Collected data entries:
********************
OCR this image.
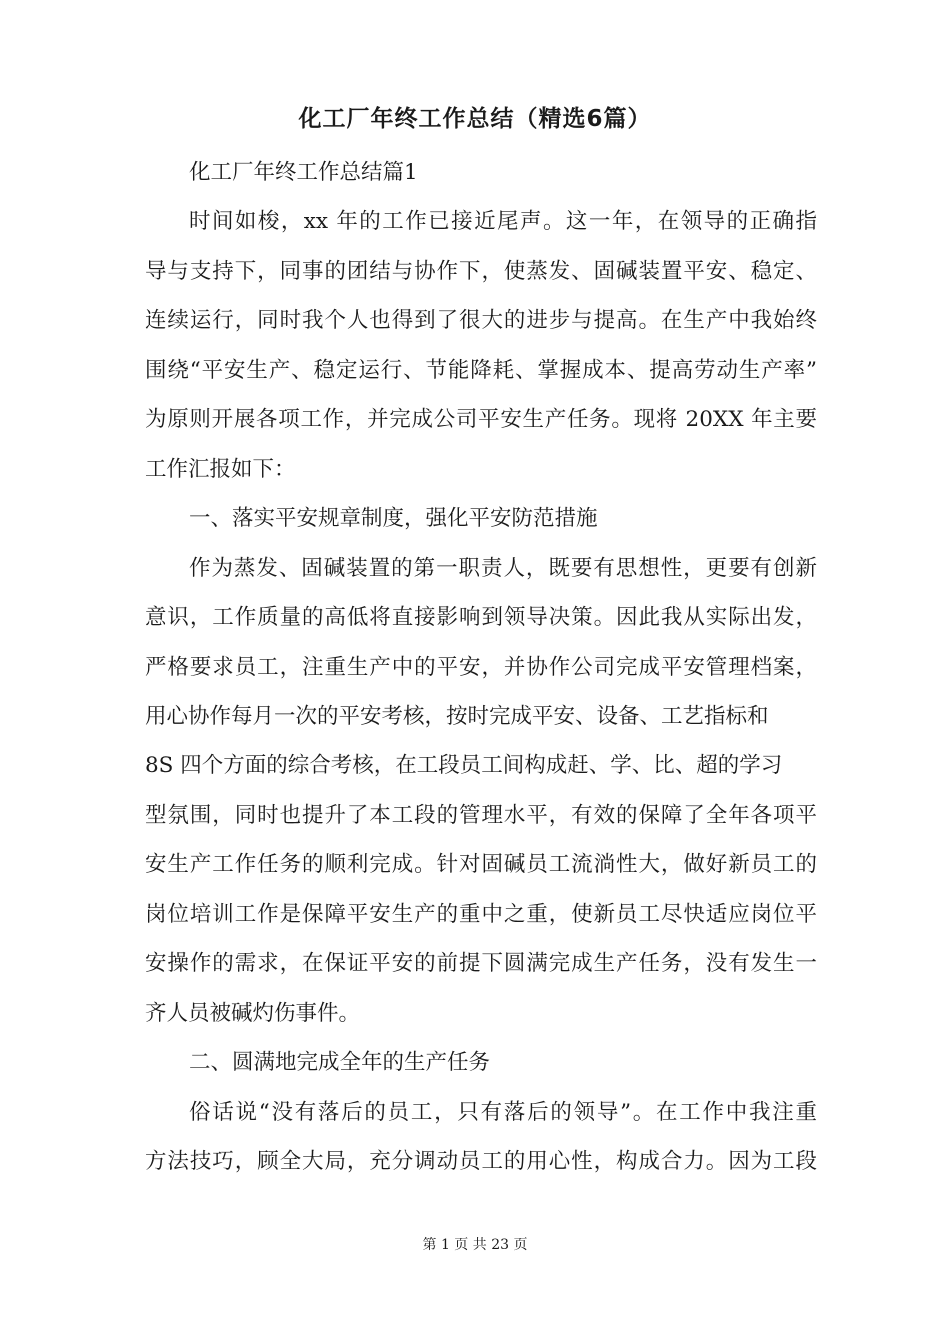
化工厂年终工作总结（精选6篇）

化工厂年终工作总结篇1

时间如梭，xx 年的工作已接近尾声。这一年，在领导的正确指

导与支持下，同事的团结与协作下，使蒸发、固碱装置平安、稳定、

连续运行，同时我个人也得到了很大的进步与提高。在生产中我始终

围绕“平安生产、稳定运行、节能降耗、掌握成本、提高劳动生产率”

为原则开展各项工作，并完成公司平安生产任务。现将 20XX 年主要

工作汇报如下：

一、落实平安规章制度，强化平安防范措施

作为蒸发、固碱装置的第一职责人，既要有思想性，更要有创新

意识，工作质量的高低将直接影响到领导决策。因此我从实际出发，

严格要求员工，注重生产中的平安，并协作公司完成平安管理档案，

用心协作每月一次的平安考核，按时完成平安、设备、工艺指标和

8S 四个方面的综合考核，在工段员工间构成赶、学、比、超的学习

型氛围，同时也提升了本工段的管理水平，有效的保障了全年各项平

安生产工作任务的顺利完成。针对固碱员工流淌性大，做好新员工的

岗位培训工作是保障平安生产的重中之重，使新员工尽快适应岗位平

安操作的需求，在保证平安的前提下圆满完成生产任务，没有发生一

齐人员被碱灼伤事件。

二、圆满地完成全年的生产任务

俗话说“没有落后的员工，只有落后的领导”。在工作中我注重

方法技巧，顾全大局，充分调动员工的用心性，构成合力。因为工段

第 1 页 共 23 页
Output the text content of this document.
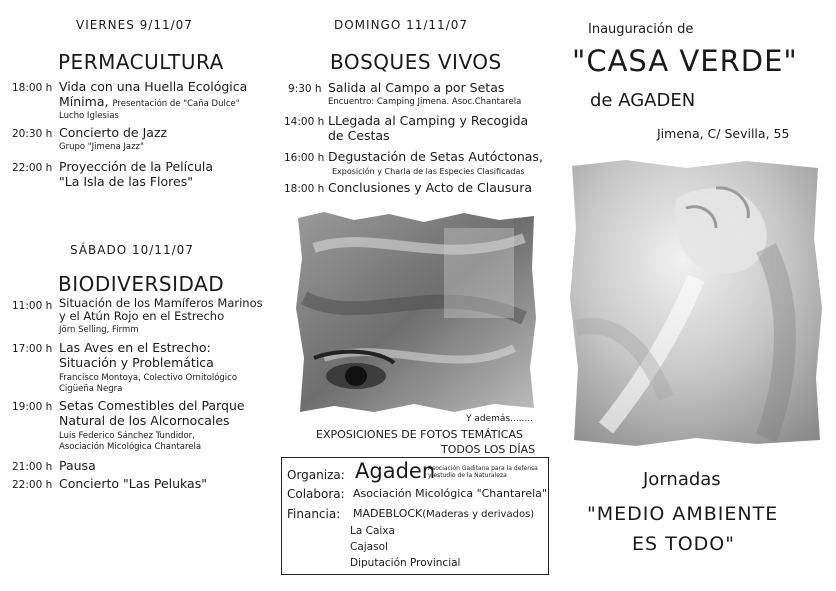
VIERNES 9/11/07
PERMACULTURA
18:00 h Vida con una Huella Ecológica
Mínima, Presentación de "Caña Dulce"
Lucho Iglesias
20:30 h Concierto de Jazz
Grupo "Jimena Jazz"
22:00 h Proyección de la Película
"La Isla de las Flores"
SÁBADO 10/11/07
BIODIVERSIDAD
11:00 h Situación de los Mamíferos Marinos
y el Atún Rojo en el Estrecho
Jörn Selling, Firmm
17:00 h Las Aves en el Estrecho:
Situación y Problemática
Francisco Montoya, Colectivo Ornitológico
Cigüeña Negra
19:00 h Setas Comestibles del Parque
Natural de los Alcornocales
Luis Federico Sánchez Tundidor,
Asociación Micológica Chantarela
21:00 h Pausa
22:00 h Concierto "Las Pelukas"
DOMINGO 11/11/07
BOSQUES VIVOS
9:30 h Salida al Campo a por Setas
Encuentro: Camping Jimena. Asoc.Chantarela
14:00 h LLegada al Camping y Recogida
de Cestas
16:00 h Degustación de Setas Autóctonas,
Exposición y Charla de las Especies Clasificadas
18:00 h Conclusiones y Acto de Clausura
Y además........
EXPOSICIONES DE FOTOS TEMÁTICAS
TODOS LOS DÍAS
Organiza: Agaden
Asociación Gaditana para la defensa
y estudio de la Naturaleza
Colabora: Asociación Micológica "Chantarela"
Financia: MADEBLOCK(Maderas y derivados)
La Caixa
Cajasol
Diputación Provincial
Inauguración de
"CASA VERDE"
de AGADEN
Jimena, C/ Sevilla, 55
Jornadas
"MEDIO AMBIENTE
ES TODO"
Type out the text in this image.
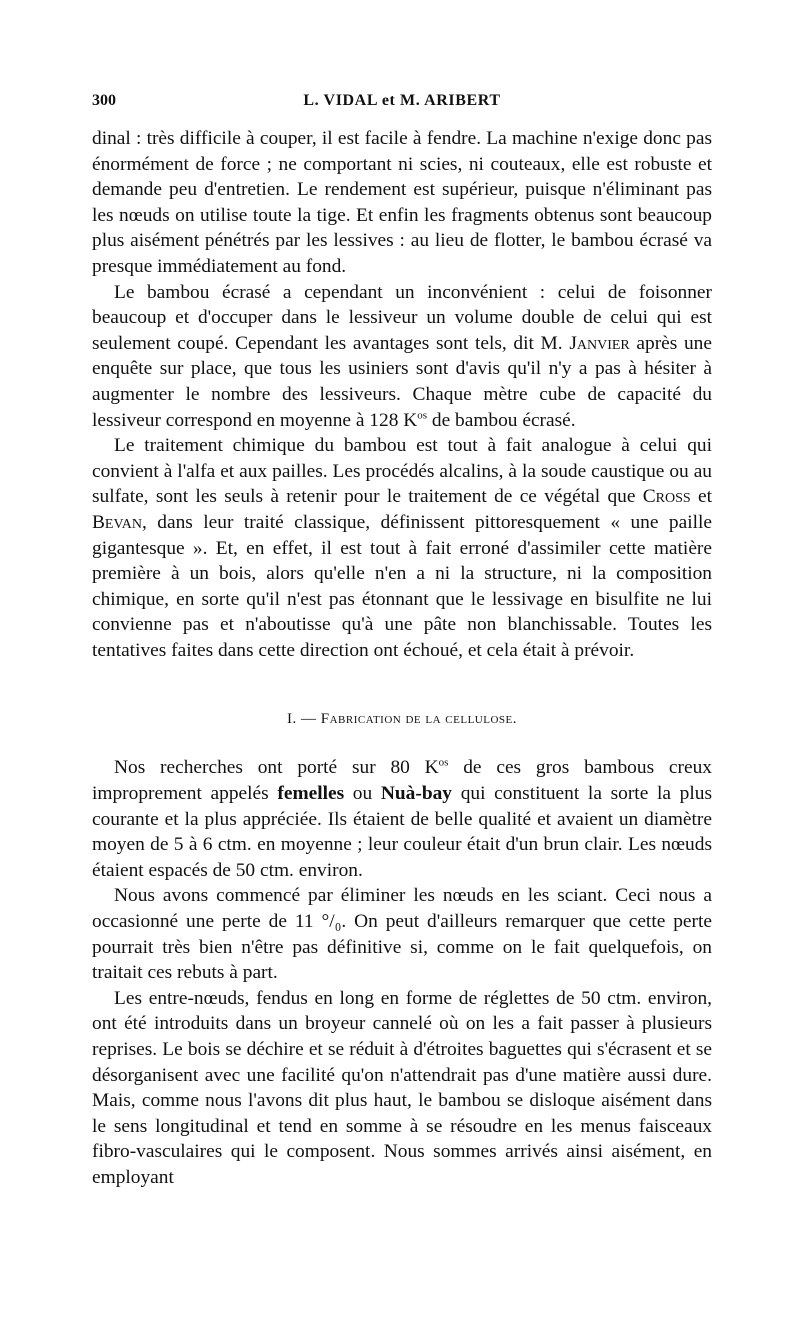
300	L. VIDAL et M. ARIBERT

dinal : très difficile à couper, il est facile à fendre. La machine n'exige donc pas énormément de force ; ne comportant ni scies, ni couteaux, elle est robuste et demande peu d'entretien. Le rendement est supérieur, puisque n'éliminant pas les nœuds on utilise toute la tige. Et enfin les fragments obtenus sont beaucoup plus aisément pénétrés par les lessives : au lieu de flotter, le bambou écrasé va presque immédiatement au fond.

Le bambou écrasé a cependant un inconvénient : celui de foisonner beaucoup et d'occuper dans le lessiveur un volume double de celui qui est seulement coupé. Cependant les avantages sont tels, dit M. Janvier après une enquête sur place, que tous les usiniers sont d'avis qu'il n'y a pas à hésiter à augmenter le nombre des lessiveurs. Chaque mètre cube de capacité du lessiveur correspond en moyenne à 128 $K^{os}$ de bambou écrasé.

Le traitement chimique du bambou est tout à fait analogue à celui qui convient à l'alfa et aux pailles. Les procédés alcalins, à la soude caustique ou au sulfate, sont les seuls à retenir pour le traitement de ce végétal que Cross et Bevan, dans leur traité classique, définissent pittoresquement « une paille gigantesque ». Et, en effet, il est tout à fait erroné d'assimiler cette matière première à un bois, alors qu'elle n'en a ni la structure, ni la composition chimique, en sorte qu'il n'est pas étonnant que le lessivage en bisulfite ne lui convienne pas et n'aboutisse qu'à une pâte non blanchissable. Toutes les tentatives faites dans cette direction ont échoué, et cela était à prévoir.

I. — Fabrication de la cellulose.

Nos recherches ont porté sur 80 $K^{os}$ de ces gros bambous creux improprement appelés femelles ou Nuà-bay qui constituent la sorte la plus courante et la plus appréciée. Ils étaient de belle qualité et avaient un diamètre moyen de 5 à 6 ctm. en moyenne ; leur couleur était d'un brun clair. Les nœuds étaient espacés de 50 ctm. environ.

Nous avons commencé par éliminer les nœuds en les sciant. Ceci nous a occasionné une perte de 11 °/₀. On peut d'ailleurs remarquer que cette perte pourrait très bien n'être pas définitive si, comme on le fait quelquefois, on traitait ces rebuts à part.

Les entre-nœuds, fendus en long en forme de réglettes de 50 ctm. environ, ont été introduits dans un broyeur cannelé où on les a fait passer à plusieurs reprises. Le bois se déchire et se réduit à d'étroites baguettes qui s'écrasent et se désorganisent avec une facilité qu'on n'attendrait pas d'une matière aussi dure. Mais, comme nous l'avons dit plus haut, le bambou se disloque aisément dans le sens longitudinal et tend en somme à se résoudre en les menus faisceaux fibro-vasculaires qui le composent. Nous sommes arrivés ainsi aisément, en employant
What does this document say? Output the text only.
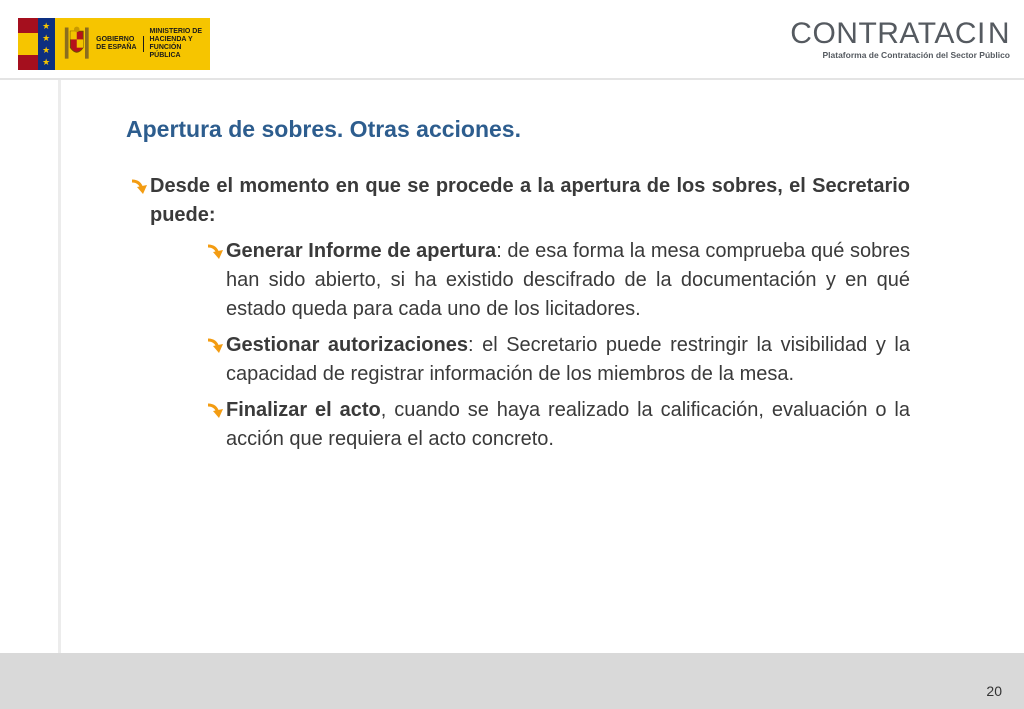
★
★
★
★
GOBIERNO DE ESPAÑA
MINISTERIO DE HACIENDA Y FUNCIÓN PÚBLICA
CONTRATACI N
Plataforma de Contratación del Sector Público
Apertura de sobres. Otras acciones.
Desde el momento en que se procede a la apertura de los sobres, el Secretario puede:
Generar Informe de apertura: de esa forma la mesa comprueba qué sobres han sido abierto, si ha existido descifrado de la documentación y en qué estado queda para cada uno de los licitadores.
Gestionar autorizaciones: el Secretario puede restringir la visibilidad y la capacidad de registrar información de los miembros de la mesa.
Finalizar el acto, cuando se haya realizado la calificación, evaluación o la acción que requiera el acto concreto.
20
********************
Show the lines of the data that hold the word "mesa".

ANSWER FOR THIS EXERCISE
Generar Informe de apertura: de esa forma la mesa comprueba qué sobres han sido abierto, si ha existido descifrado de la documentación y en qué estado queda para cada uno de los licitadores.
Gestionar autorizaciones: el Secretario puede restringir la visibilidad y la capacidad de registrar información de los miembros de la mesa.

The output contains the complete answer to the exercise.